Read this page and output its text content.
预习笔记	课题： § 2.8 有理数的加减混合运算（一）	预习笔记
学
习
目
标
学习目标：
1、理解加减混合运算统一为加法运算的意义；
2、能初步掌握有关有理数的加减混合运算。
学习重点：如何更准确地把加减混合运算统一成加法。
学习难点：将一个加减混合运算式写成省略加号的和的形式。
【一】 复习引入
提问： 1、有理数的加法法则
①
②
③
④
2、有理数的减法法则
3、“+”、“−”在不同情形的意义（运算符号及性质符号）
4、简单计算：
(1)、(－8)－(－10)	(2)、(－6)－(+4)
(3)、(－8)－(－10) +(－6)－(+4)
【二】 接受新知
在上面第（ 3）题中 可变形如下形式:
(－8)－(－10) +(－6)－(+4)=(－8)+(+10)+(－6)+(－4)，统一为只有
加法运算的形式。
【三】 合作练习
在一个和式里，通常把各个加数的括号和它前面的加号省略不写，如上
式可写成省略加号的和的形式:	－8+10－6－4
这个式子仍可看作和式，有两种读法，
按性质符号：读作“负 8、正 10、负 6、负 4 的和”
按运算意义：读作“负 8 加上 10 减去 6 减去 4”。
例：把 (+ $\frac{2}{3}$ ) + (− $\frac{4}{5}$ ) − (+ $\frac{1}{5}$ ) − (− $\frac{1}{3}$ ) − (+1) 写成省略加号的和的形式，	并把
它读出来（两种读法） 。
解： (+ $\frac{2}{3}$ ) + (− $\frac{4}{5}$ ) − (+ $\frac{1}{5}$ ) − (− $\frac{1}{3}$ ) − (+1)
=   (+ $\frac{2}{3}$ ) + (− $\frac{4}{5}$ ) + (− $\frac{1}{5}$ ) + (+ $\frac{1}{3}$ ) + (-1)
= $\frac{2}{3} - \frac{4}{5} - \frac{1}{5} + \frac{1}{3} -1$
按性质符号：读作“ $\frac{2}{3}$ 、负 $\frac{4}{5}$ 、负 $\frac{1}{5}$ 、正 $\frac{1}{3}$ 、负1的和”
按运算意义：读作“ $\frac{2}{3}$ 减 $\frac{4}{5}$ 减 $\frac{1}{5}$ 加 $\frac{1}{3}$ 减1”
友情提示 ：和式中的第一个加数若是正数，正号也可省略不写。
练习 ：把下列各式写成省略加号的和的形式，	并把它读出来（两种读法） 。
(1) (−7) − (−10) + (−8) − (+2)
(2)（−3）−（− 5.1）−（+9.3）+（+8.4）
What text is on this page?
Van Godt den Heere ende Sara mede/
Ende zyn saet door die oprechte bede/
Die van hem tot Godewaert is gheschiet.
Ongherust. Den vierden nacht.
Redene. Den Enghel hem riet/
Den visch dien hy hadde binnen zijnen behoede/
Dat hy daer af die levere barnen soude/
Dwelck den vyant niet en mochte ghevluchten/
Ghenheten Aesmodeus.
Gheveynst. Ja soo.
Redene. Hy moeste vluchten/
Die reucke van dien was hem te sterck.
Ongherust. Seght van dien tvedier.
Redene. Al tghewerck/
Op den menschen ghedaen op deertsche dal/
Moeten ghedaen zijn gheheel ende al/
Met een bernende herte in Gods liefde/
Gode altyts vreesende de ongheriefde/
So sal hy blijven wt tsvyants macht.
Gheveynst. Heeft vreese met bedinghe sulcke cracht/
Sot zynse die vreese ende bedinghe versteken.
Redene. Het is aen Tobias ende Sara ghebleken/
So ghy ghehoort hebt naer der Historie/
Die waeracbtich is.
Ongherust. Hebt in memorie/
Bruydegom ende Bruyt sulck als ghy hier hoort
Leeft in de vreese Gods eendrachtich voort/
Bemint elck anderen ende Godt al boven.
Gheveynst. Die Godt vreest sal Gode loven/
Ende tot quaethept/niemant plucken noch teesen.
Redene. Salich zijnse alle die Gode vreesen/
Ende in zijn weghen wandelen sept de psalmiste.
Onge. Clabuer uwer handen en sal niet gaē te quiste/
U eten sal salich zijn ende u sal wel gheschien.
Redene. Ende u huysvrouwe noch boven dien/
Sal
+ + + +
THE TASK ->
Determine the number of lines where the string "bedinghe" occurs, and give that number only.

TASK RESULT ->
2